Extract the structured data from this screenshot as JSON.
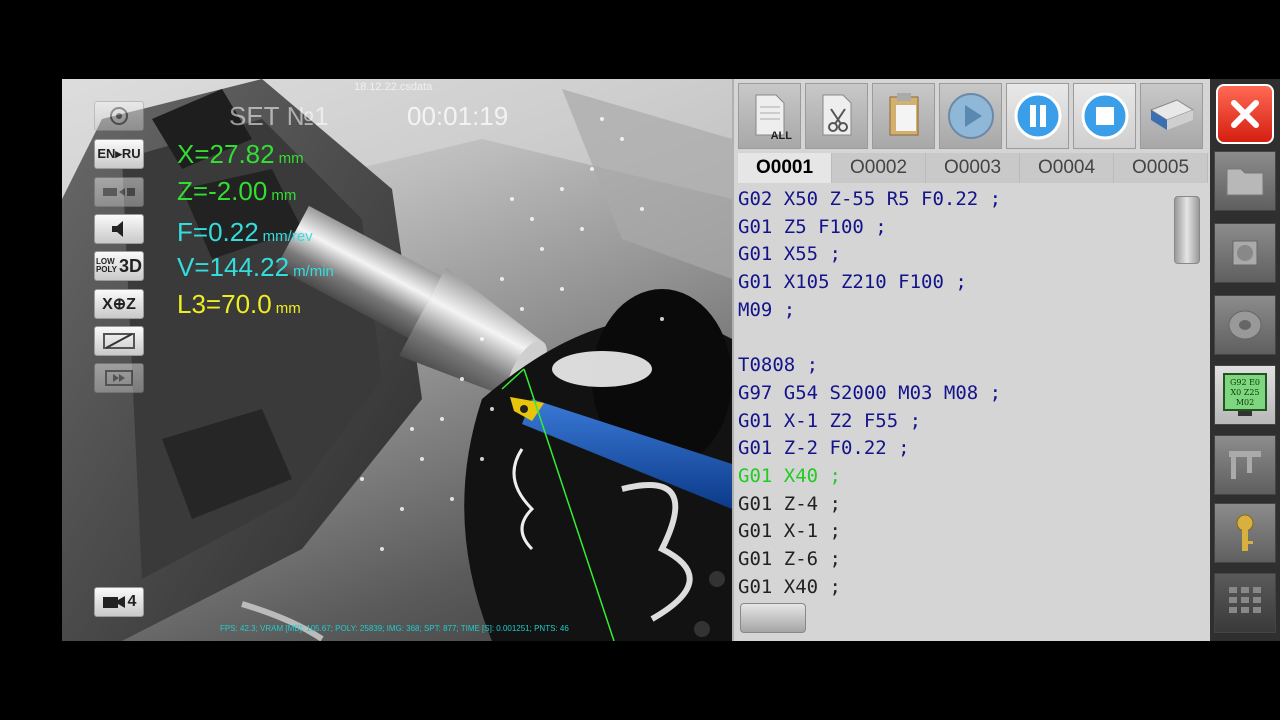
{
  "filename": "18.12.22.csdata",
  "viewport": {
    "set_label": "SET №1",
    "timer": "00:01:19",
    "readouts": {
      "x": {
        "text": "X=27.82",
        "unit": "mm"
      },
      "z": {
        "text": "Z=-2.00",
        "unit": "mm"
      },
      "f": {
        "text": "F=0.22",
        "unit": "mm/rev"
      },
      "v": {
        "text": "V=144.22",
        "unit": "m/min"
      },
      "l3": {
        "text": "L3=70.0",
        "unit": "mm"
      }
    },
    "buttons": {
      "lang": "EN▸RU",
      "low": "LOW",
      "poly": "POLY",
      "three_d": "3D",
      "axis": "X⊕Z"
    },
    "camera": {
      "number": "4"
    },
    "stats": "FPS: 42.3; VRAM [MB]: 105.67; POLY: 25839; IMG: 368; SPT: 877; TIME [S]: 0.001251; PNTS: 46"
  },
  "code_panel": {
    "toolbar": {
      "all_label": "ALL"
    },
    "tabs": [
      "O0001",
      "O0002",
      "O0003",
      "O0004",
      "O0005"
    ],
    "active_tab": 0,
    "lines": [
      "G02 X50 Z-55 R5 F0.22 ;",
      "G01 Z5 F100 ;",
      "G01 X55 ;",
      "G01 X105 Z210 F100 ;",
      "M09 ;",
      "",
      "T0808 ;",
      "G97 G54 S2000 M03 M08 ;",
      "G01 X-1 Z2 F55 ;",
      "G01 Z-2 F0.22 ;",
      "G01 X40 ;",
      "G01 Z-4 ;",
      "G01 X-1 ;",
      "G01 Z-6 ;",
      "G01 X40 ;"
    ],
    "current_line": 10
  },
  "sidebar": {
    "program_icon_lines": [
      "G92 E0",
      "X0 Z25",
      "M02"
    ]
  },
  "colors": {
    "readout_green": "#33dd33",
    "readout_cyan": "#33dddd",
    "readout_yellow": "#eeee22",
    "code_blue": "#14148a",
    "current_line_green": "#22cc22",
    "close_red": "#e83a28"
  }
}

GOAL
Leave out the pictures and restate everything else word for word.

COMPLETE OUTPUT
Extract the structured data from this screenshot as JSON.
{
  "filename": "18.12.22.csdata",
  "viewport": {
    "set_label": "SET №1",
    "timer": "00:01:19",
    "readouts": {
      "x": {
        "text": "X=27.82",
        "unit": "mm"
      },
      "z": {
        "text": "Z=-2.00",
        "unit": "mm"
      },
      "f": {
        "text": "F=0.22",
        "unit": "mm/rev"
      },
      "v": {
        "text": "V=144.22",
        "unit": "m/min"
      },
      "l3": {
        "text": "L3=70.0",
        "unit": "mm"
      }
    },
    "buttons": {
      "lang": "EN▸RU",
      "low": "LOW",
      "poly": "POLY",
      "three_d": "3D",
      "axis": "X⊕Z"
    },
    "camera": {
      "number": "4"
    },
    "stats": "FPS: 42.3; VRAM [MB]: 105.67; POLY: 25839; IMG: 368; SPT: 877; TIME [S]: 0.001251; PNTS: 46"
  },
  "code_panel": {
    "toolbar": {
      "all_label": "ALL"
    },
    "tabs": [
      "O0001",
      "O0002",
      "O0003",
      "O0004",
      "O0005"
    ],
    "active_tab": 0,
    "lines": [
      "G02 X50 Z-55 R5 F0.22 ;",
      "G01 Z5 F100 ;",
      "G01 X55 ;",
      "G01 X105 Z210 F100 ;",
      "M09 ;",
      "",
      "T0808 ;",
      "G97 G54 S2000 M03 M08 ;",
      "G01 X-1 Z2 F55 ;",
      "G01 Z-2 F0.22 ;",
      "G01 X40 ;",
      "G01 Z-4 ;",
      "G01 X-1 ;",
      "G01 Z-6 ;",
      "G01 X40 ;"
    ],
    "current_line": 10
  },
  "sidebar": {
    "program_icon_lines": [
      "G92 E0",
      "X0 Z25",
      "M02"
    ]
  },
  "colors": {
    "readout_green": "#33dd33",
    "readout_cyan": "#33dddd",
    "readout_yellow": "#eeee22",
    "code_blue": "#14148a",
    "current_line_green": "#22cc22",
    "close_red": "#e83a28"
  }
}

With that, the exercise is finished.